Stored data:
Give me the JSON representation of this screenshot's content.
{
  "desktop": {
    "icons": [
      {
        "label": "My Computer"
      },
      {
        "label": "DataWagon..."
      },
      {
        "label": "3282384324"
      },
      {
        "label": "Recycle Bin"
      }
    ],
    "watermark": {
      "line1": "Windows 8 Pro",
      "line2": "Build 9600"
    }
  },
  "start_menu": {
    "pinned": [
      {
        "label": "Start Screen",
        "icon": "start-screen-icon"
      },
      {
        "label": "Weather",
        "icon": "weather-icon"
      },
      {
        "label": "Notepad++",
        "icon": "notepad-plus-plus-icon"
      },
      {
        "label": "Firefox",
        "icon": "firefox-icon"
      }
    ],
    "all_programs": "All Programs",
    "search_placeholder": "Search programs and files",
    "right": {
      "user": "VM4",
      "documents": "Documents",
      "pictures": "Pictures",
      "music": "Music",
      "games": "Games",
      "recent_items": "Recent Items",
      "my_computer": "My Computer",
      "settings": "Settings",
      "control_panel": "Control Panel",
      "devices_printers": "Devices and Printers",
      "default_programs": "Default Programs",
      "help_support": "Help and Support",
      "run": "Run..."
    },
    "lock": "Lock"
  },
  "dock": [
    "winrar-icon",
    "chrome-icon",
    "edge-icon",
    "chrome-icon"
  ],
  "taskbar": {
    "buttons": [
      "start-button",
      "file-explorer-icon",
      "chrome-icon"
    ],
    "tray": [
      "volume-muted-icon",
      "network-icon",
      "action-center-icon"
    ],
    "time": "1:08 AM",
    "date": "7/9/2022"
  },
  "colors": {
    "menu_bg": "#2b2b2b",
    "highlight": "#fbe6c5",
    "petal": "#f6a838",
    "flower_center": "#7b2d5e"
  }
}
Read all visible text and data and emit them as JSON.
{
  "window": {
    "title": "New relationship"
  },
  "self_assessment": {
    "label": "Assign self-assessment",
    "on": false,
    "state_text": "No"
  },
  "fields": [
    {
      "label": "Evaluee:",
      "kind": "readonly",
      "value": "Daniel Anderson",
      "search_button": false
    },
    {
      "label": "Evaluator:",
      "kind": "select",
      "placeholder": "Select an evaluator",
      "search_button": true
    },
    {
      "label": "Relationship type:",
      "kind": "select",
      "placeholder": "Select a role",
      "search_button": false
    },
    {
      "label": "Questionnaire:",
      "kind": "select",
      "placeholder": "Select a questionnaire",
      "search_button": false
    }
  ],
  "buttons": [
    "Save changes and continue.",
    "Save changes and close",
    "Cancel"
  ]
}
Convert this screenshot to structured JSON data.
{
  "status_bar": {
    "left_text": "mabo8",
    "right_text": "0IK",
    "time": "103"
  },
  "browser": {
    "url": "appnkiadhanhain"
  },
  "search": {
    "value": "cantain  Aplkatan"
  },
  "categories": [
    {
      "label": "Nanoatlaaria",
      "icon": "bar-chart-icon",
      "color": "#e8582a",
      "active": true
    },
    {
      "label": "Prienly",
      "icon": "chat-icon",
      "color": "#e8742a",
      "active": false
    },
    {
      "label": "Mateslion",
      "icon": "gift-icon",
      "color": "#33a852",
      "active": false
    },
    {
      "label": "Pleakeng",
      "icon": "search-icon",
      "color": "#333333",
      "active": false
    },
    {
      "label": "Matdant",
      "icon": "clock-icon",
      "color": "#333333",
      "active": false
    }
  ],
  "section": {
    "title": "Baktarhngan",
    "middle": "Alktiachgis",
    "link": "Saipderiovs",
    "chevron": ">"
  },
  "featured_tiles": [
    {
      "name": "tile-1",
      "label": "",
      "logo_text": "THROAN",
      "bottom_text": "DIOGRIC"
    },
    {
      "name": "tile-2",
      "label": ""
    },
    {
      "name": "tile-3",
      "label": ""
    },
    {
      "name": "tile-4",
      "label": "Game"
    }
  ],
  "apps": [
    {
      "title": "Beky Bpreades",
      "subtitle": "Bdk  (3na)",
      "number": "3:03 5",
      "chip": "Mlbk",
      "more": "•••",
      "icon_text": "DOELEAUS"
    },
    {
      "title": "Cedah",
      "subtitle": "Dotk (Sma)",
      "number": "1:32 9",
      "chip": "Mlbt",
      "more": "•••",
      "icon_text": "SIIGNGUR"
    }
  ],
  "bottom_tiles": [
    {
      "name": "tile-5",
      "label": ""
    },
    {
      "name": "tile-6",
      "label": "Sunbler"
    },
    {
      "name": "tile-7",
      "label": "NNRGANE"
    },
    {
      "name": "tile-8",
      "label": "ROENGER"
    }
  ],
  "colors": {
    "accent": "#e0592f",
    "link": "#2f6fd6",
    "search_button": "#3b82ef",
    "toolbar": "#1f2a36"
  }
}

• **Problem**: Pick out the lines above that hold the string "this" and show them.

• **Task solution**:
Give me the JSON representation of this screenshot's content.
Convert this screenshot to structured JSON data.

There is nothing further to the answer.